**Prompt**. Leave out any picture and return the remaining listing below exactly as given.

**Data to process**.
--------------------------------
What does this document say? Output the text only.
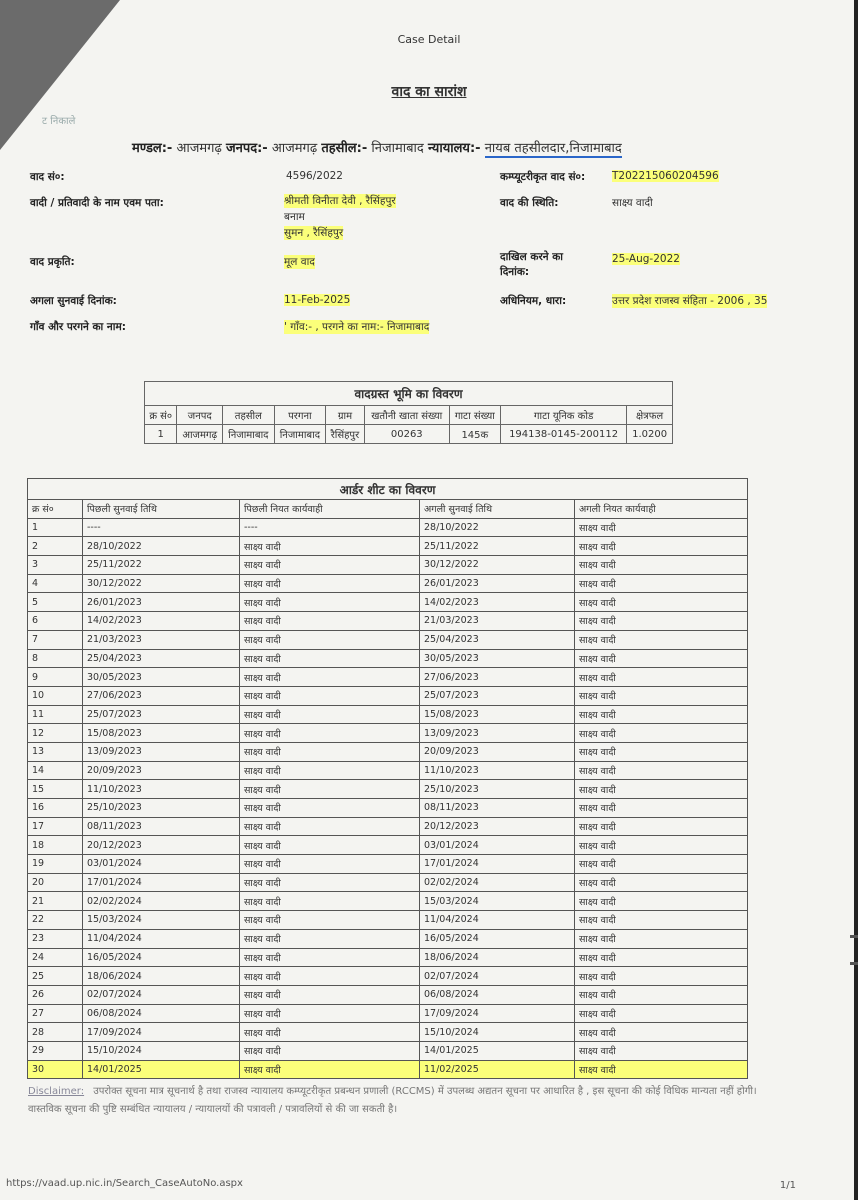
Case Detail
वाद का सारांश
ट निकाले
मण्डल:- आजमगढ़ जनपद:- आजमगढ़ तहसील:- निजामाबाद न्यायालय:- नायब तहसीलदार,निजामाबाद
वाद सं०:	4596/2022
वादी / प्रतिवादी के नाम एवम पता:	श्रीमती विनीता देवी , रैसिंहपुर
बनाम
सुमन , रैसिंहपुर
वाद प्रकृति:	मूल वाद
अगला सुनवाई दिनांक:	11-Feb-2025
गाँव और परगने का नाम:	' गाँव:- , परगने का नाम:- निजामाबाद
कम्प्यूटरीकृत वाद सं०:	T202215060204596
वाद की स्थिति:	साक्ष्य वादी
दाखिल करने का दिनांक:
25-Aug-2022
अधिनियम, धारा:	उत्तर प्रदेश राजस्व संहिता - 2006 , 35
वादग्रस्त भूमि का विवरण								
क्र सं०	जनपद	तहसील	परगना	ग्राम	खतौनी खाता संख्या	गाटा संख्या	गाटा यूनिक कोड	क्षेत्रफल
1	आजमगढ़	निजामाबाद	निजामाबाद	रैसिंहपुर	00263	145क	194138-0145-200112	1.0200
आर्डर शीट का विवरण				
क्र सं०	पिछली सुनवाई तिथि	पिछली नियत कार्यवाही	अगली सुनवाई तिथि	अगली नियत कार्यवाही
1	----	----	28/10/2022	साक्ष्य वादी
2	28/10/2022	साक्ष्य वादी	25/11/2022	साक्ष्य वादी
3	25/11/2022	साक्ष्य वादी	30/12/2022	साक्ष्य वादी
4	30/12/2022	साक्ष्य वादी	26/01/2023	साक्ष्य वादी
5	26/01/2023	साक्ष्य वादी	14/02/2023	साक्ष्य वादी
6	14/02/2023	साक्ष्य वादी	21/03/2023	साक्ष्य वादी
7	21/03/2023	साक्ष्य वादी	25/04/2023	साक्ष्य वादी
8	25/04/2023	साक्ष्य वादी	30/05/2023	साक्ष्य वादी
9	30/05/2023	साक्ष्य वादी	27/06/2023	साक्ष्य वादी
10	27/06/2023	साक्ष्य वादी	25/07/2023	साक्ष्य वादी
11	25/07/2023	साक्ष्य वादी	15/08/2023	साक्ष्य वादी
12	15/08/2023	साक्ष्य वादी	13/09/2023	साक्ष्य वादी
13	13/09/2023	साक्ष्य वादी	20/09/2023	साक्ष्य वादी
14	20/09/2023	साक्ष्य वादी	11/10/2023	साक्ष्य वादी
15	11/10/2023	साक्ष्य वादी	25/10/2023	साक्ष्य वादी
16	25/10/2023	साक्ष्य वादी	08/11/2023	साक्ष्य वादी
17	08/11/2023	साक्ष्य वादी	20/12/2023	साक्ष्य वादी
18	20/12/2023	साक्ष्य वादी	03/01/2024	साक्ष्य वादी
19	03/01/2024	साक्ष्य वादी	17/01/2024	साक्ष्य वादी
20	17/01/2024	साक्ष्य वादी	02/02/2024	साक्ष्य वादी
21	02/02/2024	साक्ष्य वादी	15/03/2024	साक्ष्य वादी
22	15/03/2024	साक्ष्य वादी	11/04/2024	साक्ष्य वादी
23	11/04/2024	साक्ष्य वादी	16/05/2024	साक्ष्य वादी
24	16/05/2024	साक्ष्य वादी	18/06/2024	साक्ष्य वादी
25	18/06/2024	साक्ष्य वादी	02/07/2024	साक्ष्य वादी
26	02/07/2024	साक्ष्य वादी	06/08/2024	साक्ष्य वादी
27	06/08/2024	साक्ष्य वादी	17/09/2024	साक्ष्य वादी
28	17/09/2024	साक्ष्य वादी	15/10/2024	साक्ष्य वादी
29	15/10/2024	साक्ष्य वादी	14/01/2025	साक्ष्य वादी
30	14/01/2025	साक्ष्य वादी	11/02/2025	साक्ष्य वादी
Disclaimer: उपरोक्त सूचना मात्र सूचनार्थ है तथा राजस्व न्यायालय कम्प्यूटरीकृत प्रबन्धन प्रणाली (RCCMS) में उपलब्ध अद्यतन सूचना पर आधारित है , इस सूचना की कोई विधिक मान्यता नहीं होगी। वास्तविक सूचना की पुष्टि सम्बंधित न्यायालय / न्यायालयों की पत्रावली / पत्रावलियों से की जा सकती है।
https://vaad.up.nic.in/Search_CaseAutoNo.aspx	1/1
--------------------------------
**Reply**.
What does this document say? Output the text only.
Case Detail
वाद का सारांश
ट निकाले
मण्डल:- आजमगढ़ जनपद:- आजमगढ़ तहसील:- निजामाबाद न्यायालय:- नायब तहसीलदार,निजामाबाद
वाद सं०:	4596/2022
वादी / प्रतिवादी के नाम एवम पता:	श्रीमती विनीता देवी , रैसिंहपुर
बनाम
सुमन , रैसिंहपुर
वाद प्रकृति:	मूल वाद
अगला सुनवाई दिनांक:	11-Feb-2025
गाँव और परगने का नाम:	' गाँव:- , परगने का नाम:- निजामाबाद
कम्प्यूटरीकृत वाद सं०:	T202215060204596
वाद की स्थिति:	साक्ष्य वादी
दाखिल करने का दिनांक:
25-Aug-2022
अधिनियम, धारा:	उत्तर प्रदेश राजस्व संहिता - 2006 , 35
वादग्रस्त भूमि का विवरण								
क्र सं०	जनपद	तहसील	परगना	ग्राम	खतौनी खाता संख्या	गाटा संख्या	गाटा यूनिक कोड	क्षेत्रफल
1	आजमगढ़	निजामाबाद	निजामाबाद	रैसिंहपुर	00263	145क	194138-0145-200112	1.0200
आर्डर शीट का विवरण				
क्र सं०	पिछली सुनवाई तिथि	पिछली नियत कार्यवाही	अगली सुनवाई तिथि	अगली नियत कार्यवाही
1	----	----	28/10/2022	साक्ष्य वादी
2	28/10/2022	साक्ष्य वादी	25/11/2022	साक्ष्य वादी
3	25/11/2022	साक्ष्य वादी	30/12/2022	साक्ष्य वादी
4	30/12/2022	साक्ष्य वादी	26/01/2023	साक्ष्य वादी
5	26/01/2023	साक्ष्य वादी	14/02/2023	साक्ष्य वादी
6	14/02/2023	साक्ष्य वादी	21/03/2023	साक्ष्य वादी
7	21/03/2023	साक्ष्य वादी	25/04/2023	साक्ष्य वादी
8	25/04/2023	साक्ष्य वादी	30/05/2023	साक्ष्य वादी
9	30/05/2023	साक्ष्य वादी	27/06/2023	साक्ष्य वादी
10	27/06/2023	साक्ष्य वादी	25/07/2023	साक्ष्य वादी
11	25/07/2023	साक्ष्य वादी	15/08/2023	साक्ष्य वादी
12	15/08/2023	साक्ष्य वादी	13/09/2023	साक्ष्य वादी
13	13/09/2023	साक्ष्य वादी	20/09/2023	साक्ष्य वादी
14	20/09/2023	साक्ष्य वादी	11/10/2023	साक्ष्य वादी
15	11/10/2023	साक्ष्य वादी	25/10/2023	साक्ष्य वादी
16	25/10/2023	साक्ष्य वादी	08/11/2023	साक्ष्य वादी
17	08/11/2023	साक्ष्य वादी	20/12/2023	साक्ष्य वादी
18	20/12/2023	साक्ष्य वादी	03/01/2024	साक्ष्य वादी
19	03/01/2024	साक्ष्य वादी	17/01/2024	साक्ष्य वादी
20	17/01/2024	साक्ष्य वादी	02/02/2024	साक्ष्य वादी
21	02/02/2024	साक्ष्य वादी	15/03/2024	साक्ष्य वादी
22	15/03/2024	साक्ष्य वादी	11/04/2024	साक्ष्य वादी
23	11/04/2024	साक्ष्य वादी	16/05/2024	साक्ष्य वादी
24	16/05/2024	साक्ष्य वादी	18/06/2024	साक्ष्य वादी
25	18/06/2024	साक्ष्य वादी	02/07/2024	साक्ष्य वादी
26	02/07/2024	साक्ष्य वादी	06/08/2024	साक्ष्य वादी
27	06/08/2024	साक्ष्य वादी	17/09/2024	साक्ष्य वादी
28	17/09/2024	साक्ष्य वादी	15/10/2024	साक्ष्य वादी
29	15/10/2024	साक्ष्य वादी	14/01/2025	साक्ष्य वादी
30	14/01/2025	साक्ष्य वादी	11/02/2025	साक्ष्य वादी
Disclaimer: उपरोक्त सूचना मात्र सूचनार्थ है तथा राजस्व न्यायालय कम्प्यूटरीकृत प्रबन्धन प्रणाली (RCCMS) में उपलब्ध अद्यतन सूचना पर आधारित है , इस सूचना की कोई विधिक मान्यता नहीं होगी। वास्तविक सूचना की पुष्टि सम्बंधित न्यायालय / न्यायालयों की पत्रावली / पत्रावलियों से की जा सकती है।
https://vaad.up.nic.in/Search_CaseAutoNo.aspx	1/1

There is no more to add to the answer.